■ **GIVEN INSTRUCTION**
Pull out every line below that holds the word "вилку".

■ **RECORDS FOR THIS EXERCISE**
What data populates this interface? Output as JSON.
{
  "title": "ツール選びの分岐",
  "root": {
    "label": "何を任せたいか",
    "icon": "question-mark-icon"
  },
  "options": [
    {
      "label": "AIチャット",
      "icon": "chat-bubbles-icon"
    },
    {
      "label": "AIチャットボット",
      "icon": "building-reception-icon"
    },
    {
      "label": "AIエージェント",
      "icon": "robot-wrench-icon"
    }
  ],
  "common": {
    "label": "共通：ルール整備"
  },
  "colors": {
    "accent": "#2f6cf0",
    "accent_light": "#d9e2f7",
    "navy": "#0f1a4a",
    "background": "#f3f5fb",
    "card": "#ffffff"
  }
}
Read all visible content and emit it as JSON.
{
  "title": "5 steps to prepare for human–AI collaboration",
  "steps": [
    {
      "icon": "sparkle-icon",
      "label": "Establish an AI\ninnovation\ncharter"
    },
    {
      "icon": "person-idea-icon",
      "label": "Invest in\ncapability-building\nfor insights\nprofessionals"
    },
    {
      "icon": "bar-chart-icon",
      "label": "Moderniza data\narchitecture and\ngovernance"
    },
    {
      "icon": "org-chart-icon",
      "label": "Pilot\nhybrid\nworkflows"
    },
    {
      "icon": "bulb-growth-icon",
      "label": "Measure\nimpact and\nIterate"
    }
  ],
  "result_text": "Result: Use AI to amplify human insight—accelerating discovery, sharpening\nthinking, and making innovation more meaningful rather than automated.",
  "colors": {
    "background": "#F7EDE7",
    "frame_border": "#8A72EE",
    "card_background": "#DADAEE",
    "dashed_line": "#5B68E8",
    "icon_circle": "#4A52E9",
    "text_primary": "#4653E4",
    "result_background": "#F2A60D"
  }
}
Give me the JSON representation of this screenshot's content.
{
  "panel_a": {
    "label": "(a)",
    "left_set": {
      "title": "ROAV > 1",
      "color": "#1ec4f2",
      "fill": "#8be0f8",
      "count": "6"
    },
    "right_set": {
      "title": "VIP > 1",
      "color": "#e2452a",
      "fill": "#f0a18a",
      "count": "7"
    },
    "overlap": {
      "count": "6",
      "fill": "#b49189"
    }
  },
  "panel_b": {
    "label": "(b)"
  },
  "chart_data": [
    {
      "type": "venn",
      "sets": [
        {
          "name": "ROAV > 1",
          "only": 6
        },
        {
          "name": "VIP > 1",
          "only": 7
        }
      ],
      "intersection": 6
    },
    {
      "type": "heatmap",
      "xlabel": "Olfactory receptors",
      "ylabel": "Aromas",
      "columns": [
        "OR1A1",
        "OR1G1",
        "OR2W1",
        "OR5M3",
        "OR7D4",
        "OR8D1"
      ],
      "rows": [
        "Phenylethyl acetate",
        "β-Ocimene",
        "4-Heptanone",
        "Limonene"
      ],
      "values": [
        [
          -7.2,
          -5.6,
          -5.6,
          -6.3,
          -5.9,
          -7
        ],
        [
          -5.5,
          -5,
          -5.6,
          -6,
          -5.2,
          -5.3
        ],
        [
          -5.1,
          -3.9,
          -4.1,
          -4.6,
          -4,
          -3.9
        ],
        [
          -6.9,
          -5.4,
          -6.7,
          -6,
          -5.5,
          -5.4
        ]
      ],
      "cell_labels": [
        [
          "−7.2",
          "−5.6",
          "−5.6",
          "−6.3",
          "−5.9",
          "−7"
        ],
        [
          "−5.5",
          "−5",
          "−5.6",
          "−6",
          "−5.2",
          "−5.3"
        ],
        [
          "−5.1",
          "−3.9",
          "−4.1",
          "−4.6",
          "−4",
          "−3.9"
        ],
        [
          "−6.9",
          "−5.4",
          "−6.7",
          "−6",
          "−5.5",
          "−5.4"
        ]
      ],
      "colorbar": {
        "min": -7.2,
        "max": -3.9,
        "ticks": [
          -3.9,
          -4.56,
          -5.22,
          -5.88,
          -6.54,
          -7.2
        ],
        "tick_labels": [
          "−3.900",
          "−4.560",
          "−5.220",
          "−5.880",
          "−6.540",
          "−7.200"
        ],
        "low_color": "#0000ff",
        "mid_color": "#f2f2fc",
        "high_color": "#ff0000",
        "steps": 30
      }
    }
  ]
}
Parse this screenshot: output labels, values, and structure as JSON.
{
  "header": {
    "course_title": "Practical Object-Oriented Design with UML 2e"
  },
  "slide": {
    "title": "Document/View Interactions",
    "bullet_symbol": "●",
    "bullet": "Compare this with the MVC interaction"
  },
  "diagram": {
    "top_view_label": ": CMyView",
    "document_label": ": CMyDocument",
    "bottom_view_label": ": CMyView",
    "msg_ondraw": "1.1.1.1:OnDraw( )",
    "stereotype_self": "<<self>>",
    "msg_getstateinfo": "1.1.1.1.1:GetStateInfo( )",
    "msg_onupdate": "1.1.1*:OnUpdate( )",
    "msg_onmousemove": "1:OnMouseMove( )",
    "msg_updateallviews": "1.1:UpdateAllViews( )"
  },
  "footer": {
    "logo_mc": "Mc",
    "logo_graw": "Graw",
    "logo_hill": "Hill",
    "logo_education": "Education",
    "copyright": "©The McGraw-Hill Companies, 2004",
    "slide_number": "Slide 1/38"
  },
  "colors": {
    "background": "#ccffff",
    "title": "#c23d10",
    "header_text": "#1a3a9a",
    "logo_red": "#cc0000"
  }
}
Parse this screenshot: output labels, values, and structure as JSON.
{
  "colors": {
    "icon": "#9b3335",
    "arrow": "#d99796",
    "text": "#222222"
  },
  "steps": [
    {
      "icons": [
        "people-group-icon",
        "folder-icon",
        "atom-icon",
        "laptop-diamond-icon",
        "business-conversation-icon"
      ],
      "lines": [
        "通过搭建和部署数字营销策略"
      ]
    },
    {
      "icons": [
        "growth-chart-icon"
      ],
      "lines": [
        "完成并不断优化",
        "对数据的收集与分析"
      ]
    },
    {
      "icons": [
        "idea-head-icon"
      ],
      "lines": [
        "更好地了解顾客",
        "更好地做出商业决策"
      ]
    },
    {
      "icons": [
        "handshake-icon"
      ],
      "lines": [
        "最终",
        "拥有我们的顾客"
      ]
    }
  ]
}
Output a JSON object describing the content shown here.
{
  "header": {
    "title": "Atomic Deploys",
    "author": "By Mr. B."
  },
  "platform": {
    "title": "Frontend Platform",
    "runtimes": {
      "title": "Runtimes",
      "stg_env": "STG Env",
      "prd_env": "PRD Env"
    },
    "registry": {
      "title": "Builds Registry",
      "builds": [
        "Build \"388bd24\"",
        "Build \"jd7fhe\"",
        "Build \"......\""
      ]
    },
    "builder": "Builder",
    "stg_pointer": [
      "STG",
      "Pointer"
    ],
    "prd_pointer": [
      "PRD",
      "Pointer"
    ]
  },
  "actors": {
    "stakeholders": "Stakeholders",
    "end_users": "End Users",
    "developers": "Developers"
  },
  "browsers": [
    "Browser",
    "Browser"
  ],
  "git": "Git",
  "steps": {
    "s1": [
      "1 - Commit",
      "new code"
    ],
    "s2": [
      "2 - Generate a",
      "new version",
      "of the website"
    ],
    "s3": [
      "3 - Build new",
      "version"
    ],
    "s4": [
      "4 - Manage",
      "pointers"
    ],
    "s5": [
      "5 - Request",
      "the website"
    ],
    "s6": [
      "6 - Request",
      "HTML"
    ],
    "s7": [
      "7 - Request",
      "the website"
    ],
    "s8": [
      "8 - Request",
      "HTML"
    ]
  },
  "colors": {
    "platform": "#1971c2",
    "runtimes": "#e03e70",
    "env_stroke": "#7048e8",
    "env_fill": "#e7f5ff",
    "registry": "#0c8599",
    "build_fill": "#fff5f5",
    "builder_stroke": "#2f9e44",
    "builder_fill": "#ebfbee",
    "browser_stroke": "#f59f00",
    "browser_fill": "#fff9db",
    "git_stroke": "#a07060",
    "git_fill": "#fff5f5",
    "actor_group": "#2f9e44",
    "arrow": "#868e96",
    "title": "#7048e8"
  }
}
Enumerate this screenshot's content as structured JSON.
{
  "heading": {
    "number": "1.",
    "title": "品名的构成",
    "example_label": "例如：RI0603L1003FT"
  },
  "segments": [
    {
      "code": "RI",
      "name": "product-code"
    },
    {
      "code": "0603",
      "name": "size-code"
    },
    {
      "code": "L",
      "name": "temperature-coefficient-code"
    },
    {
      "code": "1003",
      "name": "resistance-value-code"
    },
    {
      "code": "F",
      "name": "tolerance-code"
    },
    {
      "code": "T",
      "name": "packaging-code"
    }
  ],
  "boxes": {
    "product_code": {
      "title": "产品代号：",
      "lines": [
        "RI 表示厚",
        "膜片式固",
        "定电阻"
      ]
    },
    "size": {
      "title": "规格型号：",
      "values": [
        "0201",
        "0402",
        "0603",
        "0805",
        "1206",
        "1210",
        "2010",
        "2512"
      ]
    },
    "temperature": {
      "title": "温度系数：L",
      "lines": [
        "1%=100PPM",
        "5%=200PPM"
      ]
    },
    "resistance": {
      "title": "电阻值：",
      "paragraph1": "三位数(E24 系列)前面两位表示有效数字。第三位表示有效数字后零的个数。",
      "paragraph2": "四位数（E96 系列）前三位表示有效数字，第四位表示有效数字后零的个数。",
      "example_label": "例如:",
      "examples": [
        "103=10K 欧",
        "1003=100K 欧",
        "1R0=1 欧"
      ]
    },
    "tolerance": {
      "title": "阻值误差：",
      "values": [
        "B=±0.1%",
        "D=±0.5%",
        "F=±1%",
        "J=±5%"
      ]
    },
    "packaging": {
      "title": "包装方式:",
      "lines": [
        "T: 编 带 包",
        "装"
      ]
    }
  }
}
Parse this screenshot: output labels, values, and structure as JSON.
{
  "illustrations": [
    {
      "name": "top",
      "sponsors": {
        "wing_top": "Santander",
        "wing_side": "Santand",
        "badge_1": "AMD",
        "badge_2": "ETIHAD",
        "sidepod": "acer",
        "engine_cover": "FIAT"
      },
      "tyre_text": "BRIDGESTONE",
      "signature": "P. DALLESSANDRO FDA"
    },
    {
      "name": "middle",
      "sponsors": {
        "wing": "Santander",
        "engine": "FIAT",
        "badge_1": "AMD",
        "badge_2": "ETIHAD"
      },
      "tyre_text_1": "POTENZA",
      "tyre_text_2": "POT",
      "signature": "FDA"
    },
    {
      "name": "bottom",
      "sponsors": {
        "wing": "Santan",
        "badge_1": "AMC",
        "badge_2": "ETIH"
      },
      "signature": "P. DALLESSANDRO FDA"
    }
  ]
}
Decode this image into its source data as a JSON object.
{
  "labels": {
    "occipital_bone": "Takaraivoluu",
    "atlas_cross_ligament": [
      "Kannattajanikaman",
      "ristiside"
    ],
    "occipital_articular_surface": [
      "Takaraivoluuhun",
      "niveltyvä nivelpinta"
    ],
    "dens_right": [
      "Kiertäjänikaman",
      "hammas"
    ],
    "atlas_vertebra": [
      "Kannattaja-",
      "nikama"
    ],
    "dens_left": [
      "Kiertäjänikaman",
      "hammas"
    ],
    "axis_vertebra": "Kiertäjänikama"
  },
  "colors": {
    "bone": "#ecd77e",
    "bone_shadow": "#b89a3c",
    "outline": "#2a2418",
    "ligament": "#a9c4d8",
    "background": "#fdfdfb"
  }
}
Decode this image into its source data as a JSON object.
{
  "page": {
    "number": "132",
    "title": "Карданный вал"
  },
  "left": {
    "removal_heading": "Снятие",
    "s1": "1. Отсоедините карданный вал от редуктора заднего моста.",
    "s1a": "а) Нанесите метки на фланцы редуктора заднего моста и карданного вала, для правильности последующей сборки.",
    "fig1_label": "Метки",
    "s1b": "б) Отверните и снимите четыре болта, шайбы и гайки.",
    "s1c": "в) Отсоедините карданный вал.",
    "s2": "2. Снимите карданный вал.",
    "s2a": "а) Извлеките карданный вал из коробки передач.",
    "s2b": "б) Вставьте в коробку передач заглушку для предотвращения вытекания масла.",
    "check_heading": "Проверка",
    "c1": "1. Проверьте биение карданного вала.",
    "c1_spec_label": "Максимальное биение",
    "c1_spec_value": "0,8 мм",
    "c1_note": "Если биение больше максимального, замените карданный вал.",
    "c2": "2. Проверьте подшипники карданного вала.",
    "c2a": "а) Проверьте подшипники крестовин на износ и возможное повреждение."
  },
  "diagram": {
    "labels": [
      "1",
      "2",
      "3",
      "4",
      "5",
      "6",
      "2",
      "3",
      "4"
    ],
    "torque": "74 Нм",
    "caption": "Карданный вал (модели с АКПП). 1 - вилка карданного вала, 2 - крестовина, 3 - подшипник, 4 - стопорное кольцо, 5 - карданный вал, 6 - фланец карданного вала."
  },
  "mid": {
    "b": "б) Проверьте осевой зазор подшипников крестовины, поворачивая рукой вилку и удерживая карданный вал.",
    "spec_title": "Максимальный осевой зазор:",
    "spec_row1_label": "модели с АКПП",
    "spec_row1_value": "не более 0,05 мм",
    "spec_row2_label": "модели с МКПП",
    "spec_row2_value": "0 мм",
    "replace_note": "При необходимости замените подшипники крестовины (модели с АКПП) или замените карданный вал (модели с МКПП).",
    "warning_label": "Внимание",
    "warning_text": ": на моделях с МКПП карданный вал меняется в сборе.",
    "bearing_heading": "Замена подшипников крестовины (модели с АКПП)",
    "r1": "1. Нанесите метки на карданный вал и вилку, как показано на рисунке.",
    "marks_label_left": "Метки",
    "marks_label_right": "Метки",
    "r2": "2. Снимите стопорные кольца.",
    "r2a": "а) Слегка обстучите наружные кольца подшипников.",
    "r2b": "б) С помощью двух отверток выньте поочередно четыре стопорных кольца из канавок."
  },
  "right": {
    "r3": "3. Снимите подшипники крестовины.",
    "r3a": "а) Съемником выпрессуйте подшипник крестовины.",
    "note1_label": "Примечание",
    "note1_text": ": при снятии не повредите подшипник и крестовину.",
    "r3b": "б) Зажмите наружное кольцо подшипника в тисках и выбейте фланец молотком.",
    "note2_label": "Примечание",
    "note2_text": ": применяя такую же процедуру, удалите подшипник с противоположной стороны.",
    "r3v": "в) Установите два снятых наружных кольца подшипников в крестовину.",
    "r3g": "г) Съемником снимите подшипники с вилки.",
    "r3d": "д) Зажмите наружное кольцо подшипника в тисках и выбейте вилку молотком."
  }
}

■ **RESULT OF THIS EXERCISE**
    "b": "б) Проверьте осевой зазор подшипников крестовины, поворачивая рукой вилку и удерживая карданный вал.",
    "r1": "1. Нанесите метки на карданный вал и вилку, как показано на рисунке.",
    "r3d": "д) Зажмите наружное кольцо подшипника в тисках и выбейте вилку молотком."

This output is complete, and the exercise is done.